#### PROVIDED INFORMATION ####

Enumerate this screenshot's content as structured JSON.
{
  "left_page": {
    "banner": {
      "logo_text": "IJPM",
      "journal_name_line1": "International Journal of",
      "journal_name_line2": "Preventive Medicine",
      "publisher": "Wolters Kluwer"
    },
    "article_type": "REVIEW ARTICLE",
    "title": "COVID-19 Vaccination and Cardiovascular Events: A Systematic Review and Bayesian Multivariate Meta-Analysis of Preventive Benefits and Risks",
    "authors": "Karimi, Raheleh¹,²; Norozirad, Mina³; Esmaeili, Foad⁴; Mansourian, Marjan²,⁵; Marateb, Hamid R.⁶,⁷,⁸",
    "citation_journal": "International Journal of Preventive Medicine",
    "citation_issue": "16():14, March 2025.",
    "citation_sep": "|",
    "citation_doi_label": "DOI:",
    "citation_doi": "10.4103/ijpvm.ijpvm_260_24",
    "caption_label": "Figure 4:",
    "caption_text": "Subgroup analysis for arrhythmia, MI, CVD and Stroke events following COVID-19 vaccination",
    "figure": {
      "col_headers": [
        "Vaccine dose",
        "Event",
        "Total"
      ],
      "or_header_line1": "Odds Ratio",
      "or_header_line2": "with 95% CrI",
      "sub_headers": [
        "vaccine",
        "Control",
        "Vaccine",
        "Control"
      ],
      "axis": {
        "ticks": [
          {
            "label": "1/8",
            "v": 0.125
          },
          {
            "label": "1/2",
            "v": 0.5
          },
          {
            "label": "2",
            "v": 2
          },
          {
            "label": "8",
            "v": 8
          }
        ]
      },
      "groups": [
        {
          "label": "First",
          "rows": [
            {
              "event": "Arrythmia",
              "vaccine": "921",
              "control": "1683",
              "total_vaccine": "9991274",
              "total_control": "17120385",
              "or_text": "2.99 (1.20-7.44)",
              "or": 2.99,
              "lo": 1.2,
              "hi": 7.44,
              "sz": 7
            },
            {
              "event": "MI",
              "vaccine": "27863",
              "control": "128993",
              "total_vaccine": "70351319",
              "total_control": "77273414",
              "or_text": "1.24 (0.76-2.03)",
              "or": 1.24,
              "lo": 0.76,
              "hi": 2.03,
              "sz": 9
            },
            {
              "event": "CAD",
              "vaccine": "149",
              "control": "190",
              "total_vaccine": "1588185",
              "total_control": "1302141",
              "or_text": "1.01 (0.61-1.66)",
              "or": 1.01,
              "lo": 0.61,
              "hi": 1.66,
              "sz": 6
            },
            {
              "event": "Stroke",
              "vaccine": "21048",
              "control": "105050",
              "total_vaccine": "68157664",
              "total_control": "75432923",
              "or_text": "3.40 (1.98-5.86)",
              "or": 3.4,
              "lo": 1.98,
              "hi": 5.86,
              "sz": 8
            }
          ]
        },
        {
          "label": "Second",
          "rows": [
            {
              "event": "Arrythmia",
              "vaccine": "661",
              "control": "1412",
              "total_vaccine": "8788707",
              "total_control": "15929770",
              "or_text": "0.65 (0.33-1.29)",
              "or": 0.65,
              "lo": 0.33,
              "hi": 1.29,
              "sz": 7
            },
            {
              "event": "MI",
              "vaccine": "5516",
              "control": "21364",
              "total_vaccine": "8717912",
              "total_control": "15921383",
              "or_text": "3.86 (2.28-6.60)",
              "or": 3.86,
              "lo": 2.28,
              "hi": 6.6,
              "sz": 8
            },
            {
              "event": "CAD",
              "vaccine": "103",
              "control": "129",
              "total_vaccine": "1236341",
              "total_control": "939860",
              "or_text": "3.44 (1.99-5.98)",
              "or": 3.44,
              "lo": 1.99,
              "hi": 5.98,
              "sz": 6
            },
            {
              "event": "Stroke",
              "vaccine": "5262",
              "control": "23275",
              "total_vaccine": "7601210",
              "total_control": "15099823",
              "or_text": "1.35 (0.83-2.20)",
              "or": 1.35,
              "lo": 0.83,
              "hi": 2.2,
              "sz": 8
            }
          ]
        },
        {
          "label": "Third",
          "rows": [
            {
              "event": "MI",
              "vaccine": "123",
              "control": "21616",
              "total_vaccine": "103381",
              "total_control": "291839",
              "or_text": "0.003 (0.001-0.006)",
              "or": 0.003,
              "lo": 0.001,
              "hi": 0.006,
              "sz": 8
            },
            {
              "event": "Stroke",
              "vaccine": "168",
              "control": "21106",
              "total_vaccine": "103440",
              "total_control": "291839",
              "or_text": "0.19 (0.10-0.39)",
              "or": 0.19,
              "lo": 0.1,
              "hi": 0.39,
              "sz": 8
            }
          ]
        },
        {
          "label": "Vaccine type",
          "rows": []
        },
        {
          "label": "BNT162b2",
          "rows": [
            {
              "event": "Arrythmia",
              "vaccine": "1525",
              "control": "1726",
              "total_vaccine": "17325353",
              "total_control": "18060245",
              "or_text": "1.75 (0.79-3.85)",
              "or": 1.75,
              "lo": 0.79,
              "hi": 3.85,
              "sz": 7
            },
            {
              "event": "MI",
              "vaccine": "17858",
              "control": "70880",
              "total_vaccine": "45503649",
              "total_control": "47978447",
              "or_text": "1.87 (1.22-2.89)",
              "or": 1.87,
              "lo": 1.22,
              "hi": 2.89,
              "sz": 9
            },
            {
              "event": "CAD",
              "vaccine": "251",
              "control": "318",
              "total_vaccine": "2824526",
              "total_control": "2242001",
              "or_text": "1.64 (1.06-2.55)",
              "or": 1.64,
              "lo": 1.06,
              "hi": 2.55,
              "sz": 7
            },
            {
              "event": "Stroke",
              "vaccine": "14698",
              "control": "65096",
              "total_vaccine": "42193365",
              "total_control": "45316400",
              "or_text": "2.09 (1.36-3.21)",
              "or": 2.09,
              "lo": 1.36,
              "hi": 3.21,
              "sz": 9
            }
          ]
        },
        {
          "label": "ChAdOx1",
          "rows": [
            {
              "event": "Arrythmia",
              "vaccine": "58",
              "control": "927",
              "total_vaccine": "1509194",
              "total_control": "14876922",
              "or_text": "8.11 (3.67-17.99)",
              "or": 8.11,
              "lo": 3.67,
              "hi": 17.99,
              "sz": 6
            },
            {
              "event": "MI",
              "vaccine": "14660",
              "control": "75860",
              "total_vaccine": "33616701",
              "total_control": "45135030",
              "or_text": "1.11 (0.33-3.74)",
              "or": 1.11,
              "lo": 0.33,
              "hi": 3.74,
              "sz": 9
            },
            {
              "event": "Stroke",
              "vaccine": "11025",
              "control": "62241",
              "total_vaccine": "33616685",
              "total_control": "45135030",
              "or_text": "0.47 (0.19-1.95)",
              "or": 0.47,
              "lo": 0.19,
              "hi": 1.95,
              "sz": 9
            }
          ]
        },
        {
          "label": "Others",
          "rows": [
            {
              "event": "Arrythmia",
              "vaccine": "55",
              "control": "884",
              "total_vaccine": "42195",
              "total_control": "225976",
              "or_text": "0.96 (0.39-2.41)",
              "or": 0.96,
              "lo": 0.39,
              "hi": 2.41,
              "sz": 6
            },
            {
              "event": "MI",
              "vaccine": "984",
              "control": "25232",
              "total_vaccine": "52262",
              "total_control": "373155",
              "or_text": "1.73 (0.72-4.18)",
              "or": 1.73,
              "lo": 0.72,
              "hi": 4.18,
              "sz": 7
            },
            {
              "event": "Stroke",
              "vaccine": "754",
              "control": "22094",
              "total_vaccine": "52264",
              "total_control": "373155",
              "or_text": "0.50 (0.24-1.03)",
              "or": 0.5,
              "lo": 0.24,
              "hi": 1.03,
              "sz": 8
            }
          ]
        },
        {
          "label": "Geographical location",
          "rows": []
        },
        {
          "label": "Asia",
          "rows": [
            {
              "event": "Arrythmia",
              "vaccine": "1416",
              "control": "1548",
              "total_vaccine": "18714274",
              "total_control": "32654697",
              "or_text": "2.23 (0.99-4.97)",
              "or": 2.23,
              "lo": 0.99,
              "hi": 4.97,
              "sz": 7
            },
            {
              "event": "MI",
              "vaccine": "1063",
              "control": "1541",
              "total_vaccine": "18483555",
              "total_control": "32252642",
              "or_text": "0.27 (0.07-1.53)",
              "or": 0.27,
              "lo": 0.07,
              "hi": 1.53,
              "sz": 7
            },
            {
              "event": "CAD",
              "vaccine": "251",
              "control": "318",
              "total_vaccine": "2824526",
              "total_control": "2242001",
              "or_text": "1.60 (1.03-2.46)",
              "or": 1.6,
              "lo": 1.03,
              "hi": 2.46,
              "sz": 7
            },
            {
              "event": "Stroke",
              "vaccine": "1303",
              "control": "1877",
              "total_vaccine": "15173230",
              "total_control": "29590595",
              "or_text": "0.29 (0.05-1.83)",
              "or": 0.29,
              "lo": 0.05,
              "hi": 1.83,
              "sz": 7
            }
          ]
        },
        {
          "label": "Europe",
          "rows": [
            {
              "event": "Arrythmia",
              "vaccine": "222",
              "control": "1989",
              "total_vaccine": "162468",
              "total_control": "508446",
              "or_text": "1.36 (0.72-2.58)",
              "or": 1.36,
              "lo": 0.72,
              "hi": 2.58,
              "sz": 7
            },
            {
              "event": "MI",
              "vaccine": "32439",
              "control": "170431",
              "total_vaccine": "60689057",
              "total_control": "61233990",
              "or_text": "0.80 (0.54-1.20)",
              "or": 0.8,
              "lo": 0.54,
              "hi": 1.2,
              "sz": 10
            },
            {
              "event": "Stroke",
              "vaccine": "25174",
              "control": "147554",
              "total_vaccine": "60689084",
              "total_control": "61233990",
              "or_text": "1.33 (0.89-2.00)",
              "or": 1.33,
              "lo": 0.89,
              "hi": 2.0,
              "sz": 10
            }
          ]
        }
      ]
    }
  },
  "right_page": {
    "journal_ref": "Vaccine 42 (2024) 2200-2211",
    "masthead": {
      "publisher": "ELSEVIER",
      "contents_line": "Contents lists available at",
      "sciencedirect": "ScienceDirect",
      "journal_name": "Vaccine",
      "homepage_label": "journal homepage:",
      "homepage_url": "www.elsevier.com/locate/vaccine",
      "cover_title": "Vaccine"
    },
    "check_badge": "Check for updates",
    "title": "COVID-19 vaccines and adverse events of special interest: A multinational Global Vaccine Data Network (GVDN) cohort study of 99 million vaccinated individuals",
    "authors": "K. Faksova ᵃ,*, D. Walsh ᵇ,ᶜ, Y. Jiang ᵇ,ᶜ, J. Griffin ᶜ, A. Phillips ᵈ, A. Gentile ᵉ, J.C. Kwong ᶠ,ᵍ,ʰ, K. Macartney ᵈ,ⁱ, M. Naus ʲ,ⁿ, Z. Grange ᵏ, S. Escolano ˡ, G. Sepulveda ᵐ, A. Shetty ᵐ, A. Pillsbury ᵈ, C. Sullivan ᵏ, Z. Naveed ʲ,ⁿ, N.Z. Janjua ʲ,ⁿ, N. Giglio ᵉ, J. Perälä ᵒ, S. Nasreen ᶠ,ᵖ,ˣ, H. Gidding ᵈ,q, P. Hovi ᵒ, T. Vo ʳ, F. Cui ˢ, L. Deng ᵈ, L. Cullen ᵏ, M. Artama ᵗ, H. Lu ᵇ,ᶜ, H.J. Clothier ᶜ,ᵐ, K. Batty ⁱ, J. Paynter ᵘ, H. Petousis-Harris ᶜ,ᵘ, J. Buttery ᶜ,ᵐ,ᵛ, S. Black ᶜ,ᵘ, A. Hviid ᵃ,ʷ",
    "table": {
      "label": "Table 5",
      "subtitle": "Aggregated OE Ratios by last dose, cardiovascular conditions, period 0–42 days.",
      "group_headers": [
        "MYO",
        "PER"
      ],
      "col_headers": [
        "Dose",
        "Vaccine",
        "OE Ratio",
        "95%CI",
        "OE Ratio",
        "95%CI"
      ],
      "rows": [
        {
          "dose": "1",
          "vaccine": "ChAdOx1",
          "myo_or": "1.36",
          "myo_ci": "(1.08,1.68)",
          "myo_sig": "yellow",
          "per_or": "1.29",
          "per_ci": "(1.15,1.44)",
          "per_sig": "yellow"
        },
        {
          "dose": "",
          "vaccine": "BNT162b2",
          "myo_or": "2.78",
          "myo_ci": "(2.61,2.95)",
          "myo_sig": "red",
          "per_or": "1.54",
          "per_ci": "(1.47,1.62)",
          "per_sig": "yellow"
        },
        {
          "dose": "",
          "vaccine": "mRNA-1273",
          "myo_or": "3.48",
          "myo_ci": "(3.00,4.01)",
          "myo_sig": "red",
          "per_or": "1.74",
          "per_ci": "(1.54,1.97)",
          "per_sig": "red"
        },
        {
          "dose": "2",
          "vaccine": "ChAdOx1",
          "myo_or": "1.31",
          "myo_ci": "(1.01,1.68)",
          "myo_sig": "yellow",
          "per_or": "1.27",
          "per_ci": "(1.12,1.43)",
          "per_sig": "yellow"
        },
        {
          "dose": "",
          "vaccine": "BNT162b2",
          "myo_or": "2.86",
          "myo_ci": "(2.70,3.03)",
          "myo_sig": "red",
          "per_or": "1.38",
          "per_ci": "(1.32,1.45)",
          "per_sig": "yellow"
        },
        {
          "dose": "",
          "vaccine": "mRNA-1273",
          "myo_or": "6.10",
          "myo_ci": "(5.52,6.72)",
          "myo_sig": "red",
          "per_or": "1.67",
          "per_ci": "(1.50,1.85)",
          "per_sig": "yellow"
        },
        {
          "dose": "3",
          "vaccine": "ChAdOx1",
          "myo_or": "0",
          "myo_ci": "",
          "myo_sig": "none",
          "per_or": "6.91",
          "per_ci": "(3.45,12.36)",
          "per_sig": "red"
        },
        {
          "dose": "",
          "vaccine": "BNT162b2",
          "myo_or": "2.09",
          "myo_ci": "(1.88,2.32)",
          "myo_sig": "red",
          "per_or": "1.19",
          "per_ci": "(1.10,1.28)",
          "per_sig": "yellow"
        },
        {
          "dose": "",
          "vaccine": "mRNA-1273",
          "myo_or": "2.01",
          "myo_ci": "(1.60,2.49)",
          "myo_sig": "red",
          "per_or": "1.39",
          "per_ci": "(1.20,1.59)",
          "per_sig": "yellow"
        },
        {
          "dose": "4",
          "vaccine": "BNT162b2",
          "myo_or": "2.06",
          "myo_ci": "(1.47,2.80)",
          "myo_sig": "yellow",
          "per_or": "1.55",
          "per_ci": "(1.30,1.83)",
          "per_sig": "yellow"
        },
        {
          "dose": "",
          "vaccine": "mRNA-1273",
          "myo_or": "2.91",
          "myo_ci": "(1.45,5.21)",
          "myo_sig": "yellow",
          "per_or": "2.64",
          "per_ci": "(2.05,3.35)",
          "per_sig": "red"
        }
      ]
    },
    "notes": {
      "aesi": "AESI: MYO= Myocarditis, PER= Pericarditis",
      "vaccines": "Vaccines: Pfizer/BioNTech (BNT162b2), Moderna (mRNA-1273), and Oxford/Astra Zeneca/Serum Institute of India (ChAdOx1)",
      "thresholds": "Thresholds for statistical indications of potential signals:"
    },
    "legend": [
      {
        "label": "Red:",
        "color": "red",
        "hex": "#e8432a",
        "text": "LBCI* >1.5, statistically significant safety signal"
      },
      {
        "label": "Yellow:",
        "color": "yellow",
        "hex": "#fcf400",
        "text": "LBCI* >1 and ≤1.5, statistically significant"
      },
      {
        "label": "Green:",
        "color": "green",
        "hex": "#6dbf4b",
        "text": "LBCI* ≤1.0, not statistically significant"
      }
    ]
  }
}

####

WORK TO BE COMPLETED :: The answer must be a single number: how many lines of the records contain the string "COVID".

TASK SOLUTION :: 3